• [WORK TO DO]:
In the listing below, find every line containing "values" and copy it out.

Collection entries
○ ○ ○ ○

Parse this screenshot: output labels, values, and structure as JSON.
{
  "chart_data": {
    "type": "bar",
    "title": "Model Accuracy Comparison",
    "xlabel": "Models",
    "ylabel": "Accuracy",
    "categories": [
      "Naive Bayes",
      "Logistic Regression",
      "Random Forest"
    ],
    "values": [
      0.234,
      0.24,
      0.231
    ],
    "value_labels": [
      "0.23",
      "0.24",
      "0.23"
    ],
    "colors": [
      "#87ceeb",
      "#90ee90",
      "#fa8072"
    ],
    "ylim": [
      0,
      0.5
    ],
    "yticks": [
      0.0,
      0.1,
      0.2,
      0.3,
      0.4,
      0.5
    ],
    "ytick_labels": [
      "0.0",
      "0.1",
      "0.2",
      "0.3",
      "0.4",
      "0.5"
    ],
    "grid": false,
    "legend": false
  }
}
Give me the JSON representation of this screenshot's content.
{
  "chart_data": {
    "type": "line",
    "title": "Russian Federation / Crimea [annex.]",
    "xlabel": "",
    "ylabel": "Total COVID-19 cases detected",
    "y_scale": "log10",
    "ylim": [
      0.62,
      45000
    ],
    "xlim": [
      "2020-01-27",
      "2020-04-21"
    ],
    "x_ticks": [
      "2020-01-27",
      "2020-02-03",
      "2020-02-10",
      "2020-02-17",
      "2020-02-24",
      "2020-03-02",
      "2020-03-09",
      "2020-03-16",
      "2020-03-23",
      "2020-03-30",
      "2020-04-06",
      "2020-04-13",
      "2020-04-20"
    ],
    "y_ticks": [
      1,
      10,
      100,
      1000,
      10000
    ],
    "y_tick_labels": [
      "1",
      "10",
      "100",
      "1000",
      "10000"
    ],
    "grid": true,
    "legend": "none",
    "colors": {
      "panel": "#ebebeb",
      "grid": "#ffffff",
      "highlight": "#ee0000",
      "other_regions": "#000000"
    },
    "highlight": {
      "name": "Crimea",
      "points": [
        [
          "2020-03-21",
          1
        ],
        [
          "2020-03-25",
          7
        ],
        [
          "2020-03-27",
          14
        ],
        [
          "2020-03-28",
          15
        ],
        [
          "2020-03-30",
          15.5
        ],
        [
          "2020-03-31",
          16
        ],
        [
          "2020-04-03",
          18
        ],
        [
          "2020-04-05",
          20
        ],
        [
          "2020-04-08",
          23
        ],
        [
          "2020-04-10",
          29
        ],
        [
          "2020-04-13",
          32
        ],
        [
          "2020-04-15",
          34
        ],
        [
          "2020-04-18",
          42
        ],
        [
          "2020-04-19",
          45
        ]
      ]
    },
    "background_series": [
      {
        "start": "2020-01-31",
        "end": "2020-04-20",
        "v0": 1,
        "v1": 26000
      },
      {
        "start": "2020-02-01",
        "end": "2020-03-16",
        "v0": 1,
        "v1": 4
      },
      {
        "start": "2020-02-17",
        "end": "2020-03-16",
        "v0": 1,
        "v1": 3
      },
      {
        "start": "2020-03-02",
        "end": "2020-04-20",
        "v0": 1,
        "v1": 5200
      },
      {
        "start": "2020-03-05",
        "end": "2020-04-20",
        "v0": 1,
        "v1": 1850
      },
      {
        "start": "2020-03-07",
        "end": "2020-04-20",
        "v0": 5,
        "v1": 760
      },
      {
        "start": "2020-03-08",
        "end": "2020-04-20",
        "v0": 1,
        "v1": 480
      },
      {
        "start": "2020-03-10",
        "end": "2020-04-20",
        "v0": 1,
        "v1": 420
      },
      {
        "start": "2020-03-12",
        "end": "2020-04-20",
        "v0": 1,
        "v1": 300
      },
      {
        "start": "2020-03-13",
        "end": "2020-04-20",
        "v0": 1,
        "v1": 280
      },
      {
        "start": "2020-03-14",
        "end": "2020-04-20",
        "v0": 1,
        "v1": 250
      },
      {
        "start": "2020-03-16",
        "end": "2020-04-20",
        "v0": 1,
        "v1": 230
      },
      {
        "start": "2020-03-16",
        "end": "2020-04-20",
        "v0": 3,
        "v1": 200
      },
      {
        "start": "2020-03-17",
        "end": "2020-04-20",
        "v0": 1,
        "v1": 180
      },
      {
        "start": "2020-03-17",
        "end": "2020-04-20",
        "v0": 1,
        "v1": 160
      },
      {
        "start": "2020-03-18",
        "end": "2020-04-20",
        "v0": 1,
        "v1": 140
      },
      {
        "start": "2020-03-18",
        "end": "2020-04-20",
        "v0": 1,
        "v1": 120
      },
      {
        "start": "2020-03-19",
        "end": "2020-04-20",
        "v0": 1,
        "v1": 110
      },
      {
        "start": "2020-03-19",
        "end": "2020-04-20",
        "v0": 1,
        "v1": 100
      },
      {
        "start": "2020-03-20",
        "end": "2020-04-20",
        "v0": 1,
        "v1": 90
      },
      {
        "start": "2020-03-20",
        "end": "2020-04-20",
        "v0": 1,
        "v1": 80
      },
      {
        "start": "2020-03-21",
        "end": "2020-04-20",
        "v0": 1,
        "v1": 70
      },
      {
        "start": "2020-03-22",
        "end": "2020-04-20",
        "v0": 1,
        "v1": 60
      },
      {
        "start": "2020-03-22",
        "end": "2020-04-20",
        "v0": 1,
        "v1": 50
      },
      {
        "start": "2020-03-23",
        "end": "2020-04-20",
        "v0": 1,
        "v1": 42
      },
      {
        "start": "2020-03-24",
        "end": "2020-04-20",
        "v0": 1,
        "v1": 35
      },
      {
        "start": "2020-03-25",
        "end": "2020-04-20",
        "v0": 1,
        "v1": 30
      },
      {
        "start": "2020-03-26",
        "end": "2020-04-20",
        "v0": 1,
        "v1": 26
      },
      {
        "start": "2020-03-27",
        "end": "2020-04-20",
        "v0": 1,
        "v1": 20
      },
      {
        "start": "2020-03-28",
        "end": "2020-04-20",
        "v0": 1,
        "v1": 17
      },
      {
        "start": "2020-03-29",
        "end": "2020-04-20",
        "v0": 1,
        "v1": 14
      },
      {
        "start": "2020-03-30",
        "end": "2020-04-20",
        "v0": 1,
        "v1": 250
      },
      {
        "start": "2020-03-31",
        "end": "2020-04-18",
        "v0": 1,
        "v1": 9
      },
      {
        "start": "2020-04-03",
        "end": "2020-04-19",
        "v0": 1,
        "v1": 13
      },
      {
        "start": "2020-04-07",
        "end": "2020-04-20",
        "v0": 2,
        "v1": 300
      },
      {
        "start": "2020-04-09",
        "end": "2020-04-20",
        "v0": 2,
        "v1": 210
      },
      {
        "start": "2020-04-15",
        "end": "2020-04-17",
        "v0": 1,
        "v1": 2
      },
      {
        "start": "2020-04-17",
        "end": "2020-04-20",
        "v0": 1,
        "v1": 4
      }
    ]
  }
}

○ ○ ○ ○

• [SOLUTION TO THIS PROBLEM]:
Parse this screenshot: output labels, values, and structure as JSON.
    "values": [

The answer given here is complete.